> Prompt 1
Could you turn the entries into a JSON list of strings, one string per line and blank lines left out? Start at the first line of the entries and end after the line containing "- row-value-cell: 5-470: 3,2", including both.

> Reading passage
•••••
Well, I say problem, but if truth be told, it isn’t always a problem, especially when I hit it big. Like last night, for instance, when I managed to win us a spot dancing at the ‘Silver Sandal’ night club! Or alternatively, how I won your affections from that sleazy crooner who was singing there, Ricardo Romero (Georges Metaxa). 

But then again, that’s most probably why what next transpires goes heel, toe-toe, heel, toe-toe, when you suddenly discover that I’m engaged to be married. As a gambler finds it hard to get out of debt - an elegant dance teacher starts to break a sweat - a couple of clowns jive and sing and fret - and at the end of the day, please remember, sometimes true love is always worth a bet.




THE REVIEW: 
Can you guess what I did when I finished watching ‘Swing Time’? Oi! Cut that out this instant! As I would never freeze-frame Ginger Rogers and fixate on her Jammie Dodgers! No. Never on a Sunday. What I did instead involved me jumping (falling) out of my chair (sofa) so I could dance (seizure) like a champ (chump). Seriously, folks, that’s how this musical made me feel. It made me feel like I was dancing on air due to its elegant and rather charming demeanor. And trust me, when I say charming, I really do mean charming, with a capital ‘C’, even though it did possess one fundamental flaw.

Swing Time - Fred Astaire and Ginger Rogers
The story. The story was shit. Not totally shit. But it did smell in places because it had a fairly flimsy narrative structure and its character development was minimal at best. Basically, the overall plot revolved around a dancer who goes to New York City in order to earn enough money so he can marry a woman from his hometown. Along the way, however, he accidentally meets a dance teacher and they accidentally fall in love, yadda-yadda-yadda, bing-bang-bong, etc-etc-etc. The end! So, as you can see, this story isn’t an original story and a fair portion of it relies heavily on coincidence and happenstance. But, if truth be told, it doesn’t matter that it’s not an original story, because it’s main saving grace relies on everything else. And trust me -- again -- I do mean everything, ranging from its tone, to its style, to its overall musicality.
•••••
> The input
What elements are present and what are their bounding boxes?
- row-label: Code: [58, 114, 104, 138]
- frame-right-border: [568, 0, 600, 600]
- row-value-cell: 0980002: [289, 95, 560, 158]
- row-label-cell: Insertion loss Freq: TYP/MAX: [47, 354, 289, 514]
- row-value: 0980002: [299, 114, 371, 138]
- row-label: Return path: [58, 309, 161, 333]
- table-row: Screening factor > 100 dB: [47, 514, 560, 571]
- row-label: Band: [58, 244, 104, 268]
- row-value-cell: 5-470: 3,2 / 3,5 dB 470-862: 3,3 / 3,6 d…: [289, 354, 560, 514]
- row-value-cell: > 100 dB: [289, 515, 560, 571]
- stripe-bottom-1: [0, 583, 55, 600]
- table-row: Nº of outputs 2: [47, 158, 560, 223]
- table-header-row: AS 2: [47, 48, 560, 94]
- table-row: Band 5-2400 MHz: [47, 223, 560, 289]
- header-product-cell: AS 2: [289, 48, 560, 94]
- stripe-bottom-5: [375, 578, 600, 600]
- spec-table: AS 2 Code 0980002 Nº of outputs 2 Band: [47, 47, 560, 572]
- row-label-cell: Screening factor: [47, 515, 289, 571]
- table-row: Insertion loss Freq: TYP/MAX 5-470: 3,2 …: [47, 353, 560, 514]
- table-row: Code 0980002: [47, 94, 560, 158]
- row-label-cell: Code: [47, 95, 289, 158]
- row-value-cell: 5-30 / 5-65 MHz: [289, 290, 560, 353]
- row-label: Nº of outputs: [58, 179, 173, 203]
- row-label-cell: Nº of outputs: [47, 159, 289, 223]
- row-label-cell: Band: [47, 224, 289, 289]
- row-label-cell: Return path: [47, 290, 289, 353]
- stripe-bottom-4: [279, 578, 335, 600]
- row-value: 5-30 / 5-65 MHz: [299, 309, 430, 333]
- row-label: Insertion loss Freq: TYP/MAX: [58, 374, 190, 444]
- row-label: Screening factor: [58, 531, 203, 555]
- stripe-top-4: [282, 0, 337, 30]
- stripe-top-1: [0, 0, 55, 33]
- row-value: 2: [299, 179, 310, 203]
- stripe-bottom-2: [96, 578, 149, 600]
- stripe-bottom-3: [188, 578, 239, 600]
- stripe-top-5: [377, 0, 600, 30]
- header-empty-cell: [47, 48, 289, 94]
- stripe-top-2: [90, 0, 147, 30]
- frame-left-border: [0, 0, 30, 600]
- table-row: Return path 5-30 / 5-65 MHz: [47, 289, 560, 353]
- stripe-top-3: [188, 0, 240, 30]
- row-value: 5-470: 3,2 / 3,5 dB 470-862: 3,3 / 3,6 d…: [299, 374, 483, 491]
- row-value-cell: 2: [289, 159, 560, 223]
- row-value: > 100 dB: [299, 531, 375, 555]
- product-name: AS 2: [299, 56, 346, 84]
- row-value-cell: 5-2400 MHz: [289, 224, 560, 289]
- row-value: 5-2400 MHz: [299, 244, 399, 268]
•••••
> Prompt 2
Answer these questions about the Swing Time review:
(a) At which night club did the narrator win a spot dancing?
(b) What does the narrator's partner suddenly discover about the narrator?
(c) According to the review's summary of the plot, why does the dancer go to New York City?

> Written reply 1
[
  "What elements are present and what are their bounding boxes?",
  "- row-label: Code: [58, 114, 104, 138]",
  "- frame-right-border: [568, 0, 600, 600]",
  "- row-value-cell: 0980002: [289, 95, 560, 158]",
  "- row-label-cell: Insertion loss Freq: TYP/MAX: [47, 354, 289, 514]",
  "- row-value: 0980002: [299, 114, 371, 138]",
  "- row-label: Return path: [58, 309, 161, 333]",
  "- table-row: Screening factor > 100 dB: [47, 514, 560, 571]",
  "- row-label: Band: [58, 244, 104, 268]",
  "- row-value-cell: 5-470: 3,2 / 3,5 dB 470-862: 3,3 / 3,6 d…: [289, 354, 560, 514]"
]

> Written reply 2
(a) The 'Silver Sandal'
(b) That the narrator is engaged to be married
(c) To earn enough money so he can marry a woman from his hometown